--- Begin ---

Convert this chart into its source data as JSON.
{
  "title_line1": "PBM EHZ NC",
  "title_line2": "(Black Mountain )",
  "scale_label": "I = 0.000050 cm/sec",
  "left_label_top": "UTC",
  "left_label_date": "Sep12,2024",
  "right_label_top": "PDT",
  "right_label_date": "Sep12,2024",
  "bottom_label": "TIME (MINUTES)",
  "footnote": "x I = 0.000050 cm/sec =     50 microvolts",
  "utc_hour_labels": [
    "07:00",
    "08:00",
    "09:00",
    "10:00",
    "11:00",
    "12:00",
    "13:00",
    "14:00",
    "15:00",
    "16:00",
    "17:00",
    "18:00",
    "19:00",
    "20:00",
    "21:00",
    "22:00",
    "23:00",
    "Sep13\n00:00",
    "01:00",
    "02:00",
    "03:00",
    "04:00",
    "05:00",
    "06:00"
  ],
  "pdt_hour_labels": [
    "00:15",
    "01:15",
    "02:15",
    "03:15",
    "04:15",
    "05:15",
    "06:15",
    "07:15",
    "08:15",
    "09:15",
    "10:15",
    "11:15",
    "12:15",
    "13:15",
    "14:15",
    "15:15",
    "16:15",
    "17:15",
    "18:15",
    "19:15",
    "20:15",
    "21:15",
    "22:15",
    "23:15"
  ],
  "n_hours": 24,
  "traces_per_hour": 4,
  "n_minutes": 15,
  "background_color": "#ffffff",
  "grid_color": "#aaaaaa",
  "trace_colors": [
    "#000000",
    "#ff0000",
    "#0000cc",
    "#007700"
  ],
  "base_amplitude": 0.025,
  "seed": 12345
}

--- End ---

**Given instruction**. Faithfully reproduce all of the records, character for character.

**Answer for this exercise**.
Convert this chart into its source data as JSON.
{
  "title_line1": "PBM EHZ NC",
  "title_line2": "(Black Mountain )",
  "scale_label": "I = 0.000050 cm/sec",
  "left_label_top": "UTC",
  "left_label_date": "Sep12,2024",
  "right_label_top": "PDT",
  "right_label_date": "Sep12,2024",
  "bottom_label": "TIME (MINUTES)",
  "footnote": "x I = 0.000050 cm/sec =     50 microvolts",
  "utc_hour_labels": [
    "07:00",
    "08:00",
    "09:00",
    "10:00",
    "11:00",
    "12:00",
    "13:00",
    "14:00",
    "15:00",
    "16:00",
    "17:00",
    "18:00",
    "19:00",
    "20:00",
    "21:00",
    "22:00",
    "23:00",
    "Sep13\n00:00",
    "01:00",
    "02:00",
    "03:00",
    "04:00",
    "05:00",
    "06:00"
  ],
  "pdt_hour_labels": [
    "00:15",
    "01:15",
    "02:15",
    "03:15",
    "04:15",
    "05:15",
    "06:15",
    "07:15",
    "08:15",
    "09:15",
    "10:15",
    "11:15",
    "12:15",
    "13:15",
    "14:15",
    "15:15",
    "16:15",
    "17:15",
    "18:15",
    "19:15",
    "20:15",
    "21:15",
    "22:15",
    "23:15"
  ],
  "n_hours": 24,
  "traces_per_hour": 4,
  "n_minutes": 15,
  "background_color": "#ffffff",
  "grid_color": "#aaaaaa",
  "trace_colors": [
    "#000000",
    "#ff0000",
    "#0000cc",
    "#007700"
  ],
  "base_amplitude": 0.025,
  "seed": 12345
}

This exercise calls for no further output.